## Problema 1
Responda, com base no texto sobre o bacalhau:
(a) Que país fica à frente do Brasil no consumo mundial de bacalhau?
(b) Qual espécie é conhecida como o “bacalhau legítimo”?
(c) O que os cristãos historicamente evitam durante a Semana Santa?
## Problema 2
No texto sobre o bacalhau, reescreva o trecho que vai de "Tradição nas mesas" até "o sabor característico.", trocando "Noruega" por "Islândia".
## Problema 3
Segundo o texto sobre o bacalhau, por que a distinção entre o bacalhau verdadeiro e outros peixes salgados é especialmente importante em períodos como a Páscoa?

## Texto para leitura
------------------------------------
Tradição nas mesas brasileiras, alimento tem origem nas águas frias da Noruega e curiosidades que vão além do sabor
Presença quase obrigatória nas mesas durante a Páscoa, o bacalhau carrega muito mais do que tradição e sabor. Por trás do prato típico, existe uma história marcada por cultura, comércio internacional e até confusão entre o que é, de fato, o verdadeiro bacalhau.
O Brasil ocupa a posição de segundo maior consumidor mundial do produto, ficando atrás apenas de Portugal, país que ajudou a popularizar o alimento ao longo dos séculos. No entanto, apesar da forte ligação com a culinária portuguesa, o bacalhau não tem origem na Europa do Sul.
Na verdade, o peixe é proveniente das águas frias da Noruega, onde espécies específicas são pescadas e passam por um rigoroso processo de salga e secagem — técnica que garante sua conservação e o sabor característico.
Especialistas alertam, porém, que nem todo peixe salgado vendido no mercado pode ser considerado bacalhau. O nome verdadeiro é reservado a espécies como o Gadus morhua, conhecido como o “bacalhau legítimo”. Outras opções, mais baratas e comuns, são peixes salgados semelhantes, mas de espécies diferentes.
Essa distinção é fundamental para o consumidor, especialmente em períodos como a Páscoa, quando a demanda cresce e os preços variam significativamente.
Além do aspecto gastronômico, o consumo do bacalhau também está ligado a tradições religiosas, especialmente entre os cristãos, que historicamente evitam carne vermelha durante a Semana Santa.
Com história, identidade cultural e presença marcante na culinária, o bacalhau segue como protagonista das celebrações pascais — mas entender sua origem e autenticidade faz toda a diferença na hora de levar o produto à mesa.
------------------------------------
## Linhas do conjunto de dados
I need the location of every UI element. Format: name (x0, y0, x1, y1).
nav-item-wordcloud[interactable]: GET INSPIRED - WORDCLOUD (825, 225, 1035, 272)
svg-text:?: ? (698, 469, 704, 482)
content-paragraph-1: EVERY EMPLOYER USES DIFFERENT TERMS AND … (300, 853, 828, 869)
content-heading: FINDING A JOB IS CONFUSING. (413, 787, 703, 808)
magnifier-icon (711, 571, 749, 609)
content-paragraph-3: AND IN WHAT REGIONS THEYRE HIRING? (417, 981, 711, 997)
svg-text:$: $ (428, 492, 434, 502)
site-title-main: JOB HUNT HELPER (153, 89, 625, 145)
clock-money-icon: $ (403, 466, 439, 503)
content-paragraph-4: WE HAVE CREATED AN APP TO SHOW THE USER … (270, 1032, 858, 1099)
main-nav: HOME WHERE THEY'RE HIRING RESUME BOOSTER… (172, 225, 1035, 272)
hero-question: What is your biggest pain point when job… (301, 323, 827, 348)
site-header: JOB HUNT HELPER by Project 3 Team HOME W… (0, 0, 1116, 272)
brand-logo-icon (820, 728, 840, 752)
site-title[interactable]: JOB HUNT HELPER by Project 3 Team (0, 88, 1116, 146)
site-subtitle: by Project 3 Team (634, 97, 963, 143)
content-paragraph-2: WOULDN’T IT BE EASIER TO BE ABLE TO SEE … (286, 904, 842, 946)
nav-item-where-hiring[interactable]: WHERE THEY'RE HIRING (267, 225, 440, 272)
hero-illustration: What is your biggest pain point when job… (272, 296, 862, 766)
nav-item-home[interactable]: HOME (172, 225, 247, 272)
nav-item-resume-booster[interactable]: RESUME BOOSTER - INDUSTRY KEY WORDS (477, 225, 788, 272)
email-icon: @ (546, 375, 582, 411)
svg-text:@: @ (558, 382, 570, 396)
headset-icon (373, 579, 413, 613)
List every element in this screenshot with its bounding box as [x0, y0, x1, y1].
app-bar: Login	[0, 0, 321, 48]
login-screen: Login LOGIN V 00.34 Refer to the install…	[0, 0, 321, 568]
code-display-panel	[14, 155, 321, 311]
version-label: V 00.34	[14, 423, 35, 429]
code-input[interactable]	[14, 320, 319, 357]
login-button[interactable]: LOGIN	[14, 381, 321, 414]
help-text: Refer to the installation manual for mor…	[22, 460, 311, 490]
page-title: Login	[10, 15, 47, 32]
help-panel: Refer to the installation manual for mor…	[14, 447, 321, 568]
------------------------------------
## Resposta 1
(a) Portugal.
(b) O Gadus morhua.
(c) Carne vermelha.

## Resposta 2
Tradição nas mesas brasileiras, alimento tem origem nas águas frias da Islândia e curiosidades que vão além do sabor
Presença quase obrigatória nas mesas durante a Páscoa, o bacalhau carrega muito mais do que tradição e sabor. Por trás do prato típico, existe uma história marcada por cultura, comércio internacional e até confusão entre o que é, de fato, o verdadeiro bacalhau.
O Brasil ocupa a posição de segundo maior consumidor mundial do produto, ficando atrás apenas de Portugal, país que ajudou a popularizar o alimento ao longo dos séculos. No entanto, apesar da forte ligação com a culinária portuguesa, o bacalhau não tem origem na Europa do Sul.
Na verdade, o peixe é proveniente das águas frias da Islândia, onde espécies específicas são pescadas e passam por um rigoroso processo de salga e secagem — técnica que garante sua conservação e o sabor característico.

## Resposta 3
Nesses períodos, a demanda cresce e os preços variam significativamente.